Repeat the whole listing exactly as written.
___ DATASET ___
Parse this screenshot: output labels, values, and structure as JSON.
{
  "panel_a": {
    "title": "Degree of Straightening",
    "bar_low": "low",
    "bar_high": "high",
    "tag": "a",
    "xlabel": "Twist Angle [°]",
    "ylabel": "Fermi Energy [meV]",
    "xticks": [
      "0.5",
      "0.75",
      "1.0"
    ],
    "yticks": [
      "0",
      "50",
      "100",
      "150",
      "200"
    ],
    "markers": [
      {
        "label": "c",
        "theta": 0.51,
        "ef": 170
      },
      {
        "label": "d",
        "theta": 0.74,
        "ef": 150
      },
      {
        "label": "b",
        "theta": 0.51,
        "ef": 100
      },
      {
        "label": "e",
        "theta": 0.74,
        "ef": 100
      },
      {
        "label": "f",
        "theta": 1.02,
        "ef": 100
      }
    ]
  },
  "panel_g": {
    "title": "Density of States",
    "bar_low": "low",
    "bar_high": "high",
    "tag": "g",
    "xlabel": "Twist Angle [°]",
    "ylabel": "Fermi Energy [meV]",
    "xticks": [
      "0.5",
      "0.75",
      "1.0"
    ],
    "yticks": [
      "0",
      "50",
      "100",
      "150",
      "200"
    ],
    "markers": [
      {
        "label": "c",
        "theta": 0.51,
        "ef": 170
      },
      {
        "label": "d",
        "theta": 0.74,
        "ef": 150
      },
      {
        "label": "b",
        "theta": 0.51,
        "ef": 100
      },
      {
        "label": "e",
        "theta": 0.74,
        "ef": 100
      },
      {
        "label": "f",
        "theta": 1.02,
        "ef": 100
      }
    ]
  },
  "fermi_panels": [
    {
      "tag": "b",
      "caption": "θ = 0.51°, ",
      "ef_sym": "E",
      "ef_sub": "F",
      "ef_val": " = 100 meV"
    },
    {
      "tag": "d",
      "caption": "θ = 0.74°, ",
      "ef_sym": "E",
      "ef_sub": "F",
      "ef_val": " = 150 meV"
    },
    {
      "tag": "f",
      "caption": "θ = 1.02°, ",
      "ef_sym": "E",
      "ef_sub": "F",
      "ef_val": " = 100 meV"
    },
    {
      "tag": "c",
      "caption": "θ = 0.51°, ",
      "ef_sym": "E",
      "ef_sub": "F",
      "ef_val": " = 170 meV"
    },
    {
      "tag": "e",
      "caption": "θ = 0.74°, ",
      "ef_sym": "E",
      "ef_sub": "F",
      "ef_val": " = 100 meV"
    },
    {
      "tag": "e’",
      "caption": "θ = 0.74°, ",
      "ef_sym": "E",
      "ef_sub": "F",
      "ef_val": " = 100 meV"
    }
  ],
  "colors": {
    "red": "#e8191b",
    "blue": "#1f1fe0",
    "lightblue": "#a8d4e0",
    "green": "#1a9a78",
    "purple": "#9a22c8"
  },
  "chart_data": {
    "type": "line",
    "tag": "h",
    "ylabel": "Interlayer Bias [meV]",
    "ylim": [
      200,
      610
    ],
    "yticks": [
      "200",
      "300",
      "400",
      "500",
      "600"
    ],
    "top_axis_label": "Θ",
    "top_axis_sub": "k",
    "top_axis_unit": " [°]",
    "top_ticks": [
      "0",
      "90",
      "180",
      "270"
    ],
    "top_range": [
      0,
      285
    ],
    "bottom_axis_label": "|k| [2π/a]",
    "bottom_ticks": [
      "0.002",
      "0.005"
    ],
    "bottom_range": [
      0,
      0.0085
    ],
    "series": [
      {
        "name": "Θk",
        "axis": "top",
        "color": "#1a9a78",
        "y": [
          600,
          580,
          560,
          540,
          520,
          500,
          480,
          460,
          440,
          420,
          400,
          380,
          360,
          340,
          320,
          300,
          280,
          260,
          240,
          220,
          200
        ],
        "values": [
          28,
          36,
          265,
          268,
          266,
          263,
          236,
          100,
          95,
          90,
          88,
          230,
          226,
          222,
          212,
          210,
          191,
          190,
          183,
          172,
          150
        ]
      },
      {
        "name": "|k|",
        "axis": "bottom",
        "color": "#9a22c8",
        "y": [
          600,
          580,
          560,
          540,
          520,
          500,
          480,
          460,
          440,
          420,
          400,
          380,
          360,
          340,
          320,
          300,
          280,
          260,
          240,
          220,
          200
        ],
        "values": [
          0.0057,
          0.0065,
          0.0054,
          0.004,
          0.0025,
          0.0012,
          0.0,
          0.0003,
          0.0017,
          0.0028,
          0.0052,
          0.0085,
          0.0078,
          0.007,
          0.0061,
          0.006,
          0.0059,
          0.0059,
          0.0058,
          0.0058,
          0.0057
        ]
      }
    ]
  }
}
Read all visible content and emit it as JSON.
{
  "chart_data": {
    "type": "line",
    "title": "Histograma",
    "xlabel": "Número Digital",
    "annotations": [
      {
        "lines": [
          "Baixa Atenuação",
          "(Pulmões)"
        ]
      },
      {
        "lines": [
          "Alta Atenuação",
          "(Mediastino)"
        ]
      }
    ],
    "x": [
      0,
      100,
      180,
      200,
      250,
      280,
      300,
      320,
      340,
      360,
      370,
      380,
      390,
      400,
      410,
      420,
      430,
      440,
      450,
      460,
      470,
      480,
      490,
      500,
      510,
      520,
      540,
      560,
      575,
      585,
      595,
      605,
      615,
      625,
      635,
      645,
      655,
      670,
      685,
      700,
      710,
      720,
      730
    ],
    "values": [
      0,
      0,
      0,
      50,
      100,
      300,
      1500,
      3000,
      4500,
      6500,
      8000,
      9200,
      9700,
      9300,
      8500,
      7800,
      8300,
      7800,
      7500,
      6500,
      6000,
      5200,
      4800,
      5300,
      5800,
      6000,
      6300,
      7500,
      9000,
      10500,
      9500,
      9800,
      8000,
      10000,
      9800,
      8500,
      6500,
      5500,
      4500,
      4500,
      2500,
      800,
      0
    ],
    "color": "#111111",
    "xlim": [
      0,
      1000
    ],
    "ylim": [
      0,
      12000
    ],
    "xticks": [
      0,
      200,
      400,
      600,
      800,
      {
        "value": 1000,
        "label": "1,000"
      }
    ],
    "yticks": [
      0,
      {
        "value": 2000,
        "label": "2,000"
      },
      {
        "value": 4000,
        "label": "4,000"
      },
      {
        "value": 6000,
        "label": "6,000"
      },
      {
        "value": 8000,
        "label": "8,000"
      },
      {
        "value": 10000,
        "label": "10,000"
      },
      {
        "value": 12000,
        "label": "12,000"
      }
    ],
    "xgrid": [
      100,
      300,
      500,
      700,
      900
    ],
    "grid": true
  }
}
___
RESPONSE TO THIS TASK:
Parse this screenshot: output labels, values, and structure as JSON.
{
  "panel_a": {
    "title": "Degree of Straightening",
    "bar_low": "low",
    "bar_high": "high",
    "tag": "a",
    "xlabel": "Twist Angle [°]",
    "ylabel": "Fermi Energy [meV]",
    "xticks": [
      "0.5",
      "0.75",
      "1.0"
    ],
    "yticks": [
      "0",
      "50",
      "100",
      "150",
      "200"
    ],
    "markers": [
      {
        "label": "c",
        "theta": 0.51,
        "ef": 170
      },
      {
        "label": "d",
        "theta": 0.74,
        "ef": 150
      },
      {
        "label": "b",
        "theta": 0.51,
        "ef": 100
      },
      {
        "label": "e",
        "theta": 0.74,
        "ef": 100
      },
      {
        "label": "f",
        "theta": 1.02,
        "ef": 100
      }
    ]
  },
  "panel_g": {
    "title": "Density of States",
    "bar_low": "low",
    "bar_high": "high",
    "tag": "g",
    "xlabel": "Twist Angle [°]",
    "ylabel": "Fermi Energy [meV]",
    "xticks": [
      "0.5",
      "0.75",
      "1.0"
    ],
    "yticks": [
      "0",
      "50",
      "100",
      "150",
      "200"
    ],
    "markers": [
      {
        "label": "c",
        "theta": 0.51,
        "ef": 170
      },
      {
        "label": "d",
        "theta": 0.74,
        "ef": 150
      },
      {
        "label": "b",
        "theta": 0.51,
        "ef": 100
      },
      {
        "label": "e",
        "theta": 0.74,
        "ef": 100
      },
      {
        "label": "f",
        "theta": 1.02,
        "ef": 100
      }
    ]
  },
  "fermi_panels": [
    {
      "tag": "b",
      "caption": "θ = 0.51°, ",
      "ef_sym": "E",
      "ef_sub": "F",
      "ef_val": " = 100 meV"
    },
    {
      "tag": "d",
      "caption": "θ = 0.74°, ",
      "ef_sym": "E",
      "ef_sub": "F",
      "ef_val": " = 150 meV"
    },
    {
      "tag": "f",
      "caption": "θ = 1.02°, ",
      "ef_sym": "E",
      "ef_sub": "F",
      "ef_val": " = 100 meV"
    },
    {
      "tag": "c",
      "caption": "θ = 0.51°, ",
      "ef_sym": "E",
      "ef_sub": "F",
      "ef_val": " = 170 meV"
    },
    {
      "tag": "e",
      "caption": "θ = 0.74°, ",
      "ef_sym": "E",
      "ef_sub": "F",
      "ef_val": " = 100 meV"
    },
    {
      "tag": "e’",
      "caption": "θ = 0.74°, ",
      "ef_sym": "E",
      "ef_sub": "F",
      "ef_val": " = 100 meV"
    }
  ],
  "colors": {
    "red": "#e8191b",
    "blue": "#1f1fe0",
    "lightblue": "#a8d4e0",
    "green": "#1a9a78",
    "purple": "#9a22c8"
  },
  "chart_data": {
    "type": "line",
    "tag": "h",
    "ylabel": "Interlayer Bias [meV]",
    "ylim": [
      200,
      610
    ],
    "yticks": [
      "200",
      "300",
      "400",
      "500",
      "600"
    ],
    "top_axis_label": "Θ",
    "top_axis_sub": "k",
    "top_axis_unit": " [°]",
    "top_ticks": [
      "0",
      "90",
      "180",
      "270"
    ],
    "top_range": [
      0,
      285
    ],
    "bottom_axis_label": "|k| [2π/a]",
    "bottom_ticks": [
      "0.002",
      "0.005"
    ],
    "bottom_range": [
      0,
      0.0085
    ],
    "series": [
      {
        "name": "Θk",
        "axis": "top",
        "color": "#1a9a78",
        "y": [
          600,
          580,
          560,
          540,
          520,
          500,
          480,
          460,
          440,
          420,
          400,
          380,
          360,
          340,
          320,
          300,
          280,
          260,
          240,
          220,
          200
        ],
        "values": [
          28,
          36,
          265,
          268,
          266,
          263,
          236,
          100,
          95,
          90,
          88,
          230,
          226,
          222,
          212,
          210,
          191,
          190,
          183,
          172,
          150
        ]
      },
      {
        "name": "|k|",
        "axis": "bottom",
        "color": "#9a22c8",
        "y": [
          600,
          580,
          560,
          540,
          520,
          500,
          480,
          460,
          440,
          420,
          400,
          380,
          360,
          340,
          320,
          300,
          280,
          260,
          240,
          220,
          200
        ],
        "values": [
          0.0057,
          0.0065,
          0.0054,
          0.004,
          0.0025,
          0.0012,
          0.0,
          0.0003,
          0.0017,
          0.0028,
          0.0052,
          0.0085,
          0.0078,
          0.007,
          0.0061,
          0.006,
          0.0059,
          0.0059,
          0.0058,
          0.0058,
          0.0057
        ]
      }
    ]
  }
}
Read all visible content and emit it as JSON.
{
  "chart_data": {
    "type": "line",
    "title": "Histograma",
    "xlabel": "Número Digital",
    "annotations": [
      {
        "lines": [
          "Baixa Atenuação",
          "(Pulmões)"
        ]
      },
      {
        "lines": [
          "Alta Atenuação",
          "(Mediastino)"
        ]
      }
    ],
    "x": [
      0,
      100,
      180,
      200,
      250,
      280,
      300,
      320,
      340,
      360,
      370,
      380,
      390,
      400,
      410,
      420,
      430,
      440,
      450,
      460,
      470,
      480,
      490,
      500,
      510,
      520,
      540,
      560,
      575,
      585,
      595,
      605,
      615,
      625,
      635,
      645,
      655,
      670,
      685,
      700,
      710,
      720,
      730
    ],
    "values": [
      0,
      0,
      0,
      50,
      100,
      300,
      1500,
      3000,
      4500,
      6500,
      8000,
      9200,
      9700,
      9300,
      8500,
      7800,
      8300,
      7800,
      7500,
      6500,
      6000,
      5200,
      4800,
      5300,
      5800,
      6000,
      6300,
      7500,
      9000,
      10500,
      9500,
      9800,
      8000,
      10000,
      9800,
      8500,
      6500,
      5500,
      4500,
      4500,
      2500,
      800,
      0
    ],
    "color": "#111111",
    "xlim": [
      0,
      1000
    ],
    "ylim": [
      0,
      12000
    ],
    "xticks": [
      0,
      200,
      400,
      600,
      800,
      {
        "value": 1000,
        "label": "1,000"
      }
    ],
    "yticks": [
      0,
      {
        "value": 2000,
        "label": "2,000"
      },
      {
        "value": 4000,
        "label": "4,000"
      },
      {
        "value": 6000,
        "label": "6,000"
      },
      {
        "value": 8000,
        "label": "8,000"
      },
      {
        "value": 10000,
        "label": "10,000"
      },
      {
        "value": 12000,
        "label": "12,000"
      }
    ],
    "xgrid": [
      100,
      300,
      500,
      700,
      900
    ],
    "grid": true
  }
}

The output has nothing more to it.